-- BEGIN Source excerpt --

I also took in a lot of the adult animation boom of the 1990s, like “The Simpsons,” “King of the Hill,” and “Beavis and Butt-Head” which are really satires of the American suburban dream. A parody of America, really. A lot of characters in my paintings are from that vantage point, a parody of American life and a spoof on reality. But I do it through the lens of biography. These characters are real in a sense. They are critiquing the whole idea of what it's like to "Make it." My work is really about the trials and tribulations of late American capitalism. And I create these underbelly-esque characters and scenarios that critique the whole idea of “work until you live the dream.”
 
What does Gas Station Dinner mean to you? 
There was a long list of names, but I feel like that one stuck out to me and my friends. They know me best, and maybe they thought it was authentic to me. In a way, a gas station dinner is  the fuel for the show. It’s that idea, and the reality, of just going to the liquor store around the block from the studio and multiple 7-Elevens and not spending a lot of money on food or not a lot of care in meal preparation, and how that becomes your de facto fuel for creativity. On the move, not thinking about much else. It’s about that camaraderie with your friends when you are making a show like this because we're doing it in the studio and we're surviving off of $8 meals every day.

-- END Source excerpt --
-- BEGIN Supplied data --

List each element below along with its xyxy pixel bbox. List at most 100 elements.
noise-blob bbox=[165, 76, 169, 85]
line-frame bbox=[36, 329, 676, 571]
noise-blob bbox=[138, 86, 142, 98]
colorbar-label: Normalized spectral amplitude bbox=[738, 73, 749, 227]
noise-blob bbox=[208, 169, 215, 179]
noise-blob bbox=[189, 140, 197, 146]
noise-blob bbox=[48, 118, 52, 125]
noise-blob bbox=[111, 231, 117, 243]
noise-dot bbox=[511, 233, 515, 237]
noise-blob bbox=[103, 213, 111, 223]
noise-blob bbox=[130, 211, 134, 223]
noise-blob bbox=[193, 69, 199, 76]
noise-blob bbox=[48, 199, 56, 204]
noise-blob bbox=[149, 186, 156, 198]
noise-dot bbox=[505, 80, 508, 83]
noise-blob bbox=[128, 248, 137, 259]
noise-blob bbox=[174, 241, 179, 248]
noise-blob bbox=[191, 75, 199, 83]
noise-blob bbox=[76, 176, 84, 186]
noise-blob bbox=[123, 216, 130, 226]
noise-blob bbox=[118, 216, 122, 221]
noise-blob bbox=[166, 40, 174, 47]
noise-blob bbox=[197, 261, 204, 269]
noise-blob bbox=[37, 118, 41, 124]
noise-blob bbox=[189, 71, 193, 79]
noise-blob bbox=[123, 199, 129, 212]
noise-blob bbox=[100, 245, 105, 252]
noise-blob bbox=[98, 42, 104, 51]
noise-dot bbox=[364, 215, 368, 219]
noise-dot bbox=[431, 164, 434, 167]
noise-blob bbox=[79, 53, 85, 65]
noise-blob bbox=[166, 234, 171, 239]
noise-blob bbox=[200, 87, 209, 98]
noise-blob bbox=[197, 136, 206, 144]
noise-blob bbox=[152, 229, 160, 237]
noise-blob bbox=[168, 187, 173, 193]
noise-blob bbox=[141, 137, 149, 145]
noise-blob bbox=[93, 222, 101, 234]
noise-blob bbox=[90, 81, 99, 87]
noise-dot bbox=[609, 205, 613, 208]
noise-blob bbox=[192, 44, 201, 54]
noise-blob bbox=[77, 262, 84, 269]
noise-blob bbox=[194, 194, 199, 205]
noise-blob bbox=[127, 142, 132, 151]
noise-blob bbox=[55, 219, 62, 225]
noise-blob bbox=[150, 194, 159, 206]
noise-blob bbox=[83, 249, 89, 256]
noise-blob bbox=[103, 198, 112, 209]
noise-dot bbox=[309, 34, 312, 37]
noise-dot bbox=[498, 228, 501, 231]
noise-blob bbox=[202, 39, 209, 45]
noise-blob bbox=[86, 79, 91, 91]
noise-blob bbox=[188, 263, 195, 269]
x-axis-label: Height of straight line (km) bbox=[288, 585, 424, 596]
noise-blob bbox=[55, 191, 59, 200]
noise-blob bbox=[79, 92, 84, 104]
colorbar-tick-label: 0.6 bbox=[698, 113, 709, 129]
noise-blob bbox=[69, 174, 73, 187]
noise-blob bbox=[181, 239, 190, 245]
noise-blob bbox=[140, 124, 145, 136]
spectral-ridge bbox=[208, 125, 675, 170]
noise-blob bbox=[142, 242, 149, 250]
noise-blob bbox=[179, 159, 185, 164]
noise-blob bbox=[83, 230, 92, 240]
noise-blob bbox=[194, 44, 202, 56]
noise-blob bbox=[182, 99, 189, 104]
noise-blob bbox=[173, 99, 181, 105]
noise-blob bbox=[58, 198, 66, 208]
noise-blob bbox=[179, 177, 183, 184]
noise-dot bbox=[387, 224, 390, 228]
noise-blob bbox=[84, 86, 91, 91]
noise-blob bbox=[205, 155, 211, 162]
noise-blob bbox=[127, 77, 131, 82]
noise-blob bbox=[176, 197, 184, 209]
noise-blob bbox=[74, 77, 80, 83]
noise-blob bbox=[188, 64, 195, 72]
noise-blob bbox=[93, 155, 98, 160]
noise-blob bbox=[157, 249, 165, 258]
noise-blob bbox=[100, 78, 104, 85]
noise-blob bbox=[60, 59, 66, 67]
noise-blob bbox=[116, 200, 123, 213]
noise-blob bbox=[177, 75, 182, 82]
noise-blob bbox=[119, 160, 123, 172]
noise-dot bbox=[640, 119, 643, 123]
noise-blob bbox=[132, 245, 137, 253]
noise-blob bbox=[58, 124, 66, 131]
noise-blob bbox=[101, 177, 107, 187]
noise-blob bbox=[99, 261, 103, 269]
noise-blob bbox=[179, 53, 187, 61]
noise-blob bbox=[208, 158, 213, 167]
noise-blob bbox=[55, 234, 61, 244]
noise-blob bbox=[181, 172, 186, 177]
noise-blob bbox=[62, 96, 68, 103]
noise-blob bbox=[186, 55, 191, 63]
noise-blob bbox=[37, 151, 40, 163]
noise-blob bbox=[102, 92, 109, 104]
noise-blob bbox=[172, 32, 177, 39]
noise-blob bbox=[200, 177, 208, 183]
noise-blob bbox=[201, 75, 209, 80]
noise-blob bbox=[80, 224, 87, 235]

-- END Supplied data --

* Problems to solve
1. Transcribe the stretch of the artist interview from "I also took" through "mean to you?".
2. Pick up the artist interview after its last sentence and keep writing it.
The entries have no role in any of this work.

* Written answers
1.
I also took in a lot of the adult animation boom of the 1990s, like “The Simpsons,” “King of the Hill,” and “Beavis and Butt-Head” which are really satires of the American suburban dream. A parody of America, really. A lot of characters in my paintings are from that vantage point, a parody of American life and a spoof on reality. But I do it through the lens of biography. These characters are real in a sense. They are critiquing the whole idea of what it's like to "Make it." My work is really about the trials and tribulations of late American capitalism. And I create these underbelly-esque characters and scenarios that critique the whole idea of “work until you live the dream.”
 
What does Gas Station Dinner mean to you?

2.
It's also a play on the American context of dinner being so important and culturally significant. The idea that you sit with your family for dinner, or you go on dinner dates, or you have a dinner party with friends. That's a very intimate thing where people get to know each other, and it's something that I’m playing with in the title. A gas station dinner is something that is a little less romantic or a little less glorified. To have that as the name is a little bit of an ode to my friends and an ode to those times when you're down bad.
 
When did graffiti become part of your life? And did it make sense to you right away that this was a good way for you to find yourself?
I think just being a kid in a big city, you're prone to seeing and doing graffiti. I think it's just inevitable that you would come up with a tag. To me, it was just a part of the whole “dysfunction as hobby” part of childhood. You do kind of reckless stuff to keep from being bored—more about being “bad” than it was about going further into the world—that was graffiti. It was mostly to take up time, and it wasn’t about some sort of path I was on. 
 
You were the youngest of five kids. Did you grow up in a creative family?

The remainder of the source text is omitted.